# EXCERPT PROVIDED
────────────────────────────────────────

Core Crusher 2022

Join the George Washington University School of Medicine & Health Sciences
and Derm In-Review for the fourth annual Core Crusher!

Directed by Adam Friedman, MD, FAAD
Hosted by The George Washington University School of Medicine & Health Sciences
In Partnership with Derm In-Review
Supported by Regeneron & Sanofi Genzyme

Speakers
Dr. Kaiane Habeshian – Pediatric Dermatology
Dr. Vishal Patel – Surgical Dermatology
Dr. Michael Cardis – Dermatopathology
Dr. Pooja Sodha – Cosmetic Dermatology
Dr. Adam Friedman – Medical Dermatology
Dr. Karl Saardi – Medical Dermatology

DOWNLOAD THE SLIDE HANDOUT PDFs

*Some slide handouts have been modified to protect patient privacy and copyright. 

Questions & Answers

Read the answers to all of your questions we didn’t have time to answer during the live event! 

 

Pediatric Dermatology – Dr. Kaiane Habeshian

Is cancer or intussusception the most common complication of Peutz Jegher if asked multiple choice? Or would that not be asked?
Great question! That would be the most common complication of the polyp itself (in addition to the risk of transforming to CA).

What tips do you have to distinguish angiofibromas from trichoepitheliomas on kodas?
Tricoephitheliomas are more skin colored and located on the nose/peri-nasal region vs. angofibromas are red to brown and photodistributed involving the cheeks and sparing the nasolabial folds. Both can become larger and more extensive over time.

 

Surgical Dermatology – Dr. Vishal Patel

Bolognia says that mutation most common in CSD skin is KIT, not BRAF. Do you have a paper or good reference to read about the genetics of melanoma with this updated info?
Shain, A., Bastian, B. From melanocytes to melanomas. Nat Rev Cancer 16, 345–358 (2016). https://www.nature.com/articles/nrc.2016.37

I thought cardiac transplant was the historic answer for highest risk of SCC….is lung now the correct answer? Do you think lung is “too new” to be the boards answer?
Yes, lung is the highest risk OTR for CSCC. This is well accepted now.

Uptodate recommends hepatitis B and pregnancy tests as part of pre tx workup for smoothened inhibitors too.
Yes, pregnancy testing is recommended for relevant populations given the embryo-fetal toxicity, but I am not aware of hepatitis screening for either drug.

────────────────────────────────────────

# TASK ITEM A
According to the Core Crusher 2022 page, who directed the event?
# TASK ITEM B
In two sentences, summarize the Core Crusher 2022 page.
# TASK ITEM C
Carry the Core Crusher 2022 page forward from its final sentence.

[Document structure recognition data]
────────────────────────────────────────

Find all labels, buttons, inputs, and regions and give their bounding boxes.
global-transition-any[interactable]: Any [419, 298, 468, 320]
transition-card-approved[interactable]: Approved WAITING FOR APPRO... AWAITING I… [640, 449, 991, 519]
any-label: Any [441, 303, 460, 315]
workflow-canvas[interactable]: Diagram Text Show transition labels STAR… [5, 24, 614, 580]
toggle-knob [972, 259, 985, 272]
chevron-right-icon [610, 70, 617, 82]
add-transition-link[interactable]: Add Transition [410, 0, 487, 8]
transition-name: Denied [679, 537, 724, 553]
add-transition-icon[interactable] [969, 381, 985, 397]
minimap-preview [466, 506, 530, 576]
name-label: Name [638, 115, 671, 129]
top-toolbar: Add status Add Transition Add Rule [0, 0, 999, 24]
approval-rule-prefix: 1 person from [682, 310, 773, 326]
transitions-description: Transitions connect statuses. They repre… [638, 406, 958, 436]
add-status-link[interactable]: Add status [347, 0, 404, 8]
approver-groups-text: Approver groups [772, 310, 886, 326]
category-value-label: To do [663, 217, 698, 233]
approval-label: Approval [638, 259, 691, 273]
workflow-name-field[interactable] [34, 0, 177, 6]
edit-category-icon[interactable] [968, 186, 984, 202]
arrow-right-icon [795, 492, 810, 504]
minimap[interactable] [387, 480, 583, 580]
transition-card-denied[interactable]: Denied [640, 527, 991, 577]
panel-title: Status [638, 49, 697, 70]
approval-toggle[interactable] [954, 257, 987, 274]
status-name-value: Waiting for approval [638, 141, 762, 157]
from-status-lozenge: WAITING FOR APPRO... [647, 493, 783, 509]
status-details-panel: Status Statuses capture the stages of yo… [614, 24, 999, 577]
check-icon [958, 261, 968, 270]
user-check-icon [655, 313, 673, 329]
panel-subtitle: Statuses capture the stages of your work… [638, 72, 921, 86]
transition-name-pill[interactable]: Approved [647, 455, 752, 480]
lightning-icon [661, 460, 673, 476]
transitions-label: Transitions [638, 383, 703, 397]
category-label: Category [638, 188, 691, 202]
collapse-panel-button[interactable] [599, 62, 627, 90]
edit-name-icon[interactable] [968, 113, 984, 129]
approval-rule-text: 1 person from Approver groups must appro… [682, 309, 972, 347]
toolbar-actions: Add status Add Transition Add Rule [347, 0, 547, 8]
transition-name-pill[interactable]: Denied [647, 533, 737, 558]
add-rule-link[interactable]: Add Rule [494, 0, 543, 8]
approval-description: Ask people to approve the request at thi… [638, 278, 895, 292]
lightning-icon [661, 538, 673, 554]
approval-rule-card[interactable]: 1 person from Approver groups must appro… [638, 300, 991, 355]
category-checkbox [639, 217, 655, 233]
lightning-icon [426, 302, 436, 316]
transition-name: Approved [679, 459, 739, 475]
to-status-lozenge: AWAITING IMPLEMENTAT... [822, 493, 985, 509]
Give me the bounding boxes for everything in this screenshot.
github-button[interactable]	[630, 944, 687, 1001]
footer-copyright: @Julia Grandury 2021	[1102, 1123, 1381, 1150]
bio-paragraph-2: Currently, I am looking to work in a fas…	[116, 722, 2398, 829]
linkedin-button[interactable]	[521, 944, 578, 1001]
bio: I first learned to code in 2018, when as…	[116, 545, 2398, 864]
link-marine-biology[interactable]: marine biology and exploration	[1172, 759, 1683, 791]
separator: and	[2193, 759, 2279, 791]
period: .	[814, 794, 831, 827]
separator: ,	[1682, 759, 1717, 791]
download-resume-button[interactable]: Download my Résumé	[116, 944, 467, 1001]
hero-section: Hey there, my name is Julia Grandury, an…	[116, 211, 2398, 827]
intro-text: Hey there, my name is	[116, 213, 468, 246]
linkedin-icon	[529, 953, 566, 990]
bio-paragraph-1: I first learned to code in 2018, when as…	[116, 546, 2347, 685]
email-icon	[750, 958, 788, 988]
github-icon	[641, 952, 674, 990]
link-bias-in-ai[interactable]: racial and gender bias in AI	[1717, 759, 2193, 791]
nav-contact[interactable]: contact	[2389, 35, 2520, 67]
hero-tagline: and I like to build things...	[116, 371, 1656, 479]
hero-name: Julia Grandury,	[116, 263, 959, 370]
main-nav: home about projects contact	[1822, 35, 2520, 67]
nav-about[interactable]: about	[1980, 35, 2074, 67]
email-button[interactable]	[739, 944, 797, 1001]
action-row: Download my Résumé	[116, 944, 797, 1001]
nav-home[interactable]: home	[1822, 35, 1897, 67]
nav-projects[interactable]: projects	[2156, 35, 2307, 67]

────────────────────────────────────────

# WRITTEN REPLY A
Adam Friedman, MD, FAAD.

# WRITTEN REPLY B
Core Crusher 2022, the fourth annual event, was directed by Adam Friedman, MD, FAAD, hosted by the George Washington University School of Medicine & Health Sciences in partnership with Derm In-Review, and supported by Regeneron & Sanofi Genzyme. Its speakers covered pediatric, surgical, medical, and cosmetic dermatology as well as dermatopathology, and the page posts answers to questions that went unanswered during the live event.

# WRITTEN REPLY C
So is there increased risk of SCC in lung transplant compared to heart transplant?
Yes, lung is the highest risk OTR for CSCC. This is well accepted now.

 

Cosmetic Dermatology – Dr. Pooja Sodha

Can you explain frequency doubling?
The phenomenon that an input wave in a nonlinear material can generate a wave with twice the optical frequency.

I believe diode lasers can be used safely up to fitz 4 for hair removal. In a fitz 4 pt, would you use diode or ND YAG for hair removal?
Yes, you are correct. Hopefully they would not put both options for FST 4. But even if both options are presented, the focus should be on safe and effective treatment. Even at 800-810 nm the absorption for melanin is quite high, and I do worry about epidermal photothermolysis. I would prefer 1064 nm for FST 4. Certainly for V and VI, make sure to select 1064nm.

Why is a QS/picosecond double frequency 1064 laser for red pigment tattoos considered a 1064nm laser when it has a 532nm wavelength? Why can’t you use a double frequency KTP laser to target red pigment in tattoos?
They are different. Frequency doubling with a KTP crystal halves the wavelength (doubling the frequency) to produce 532nm laser. I just wanted to bring to your attention that Qs/Ps 532 nm can also be written as frequency doubled Qs/Ps 1064. Frequency doubling 532nm would halve the wavelength to 266nm which would not target red pigment for two reasons – (1) not enough depth penetration at 266 nm and (2) chromophore is not red pigment at this wavelength.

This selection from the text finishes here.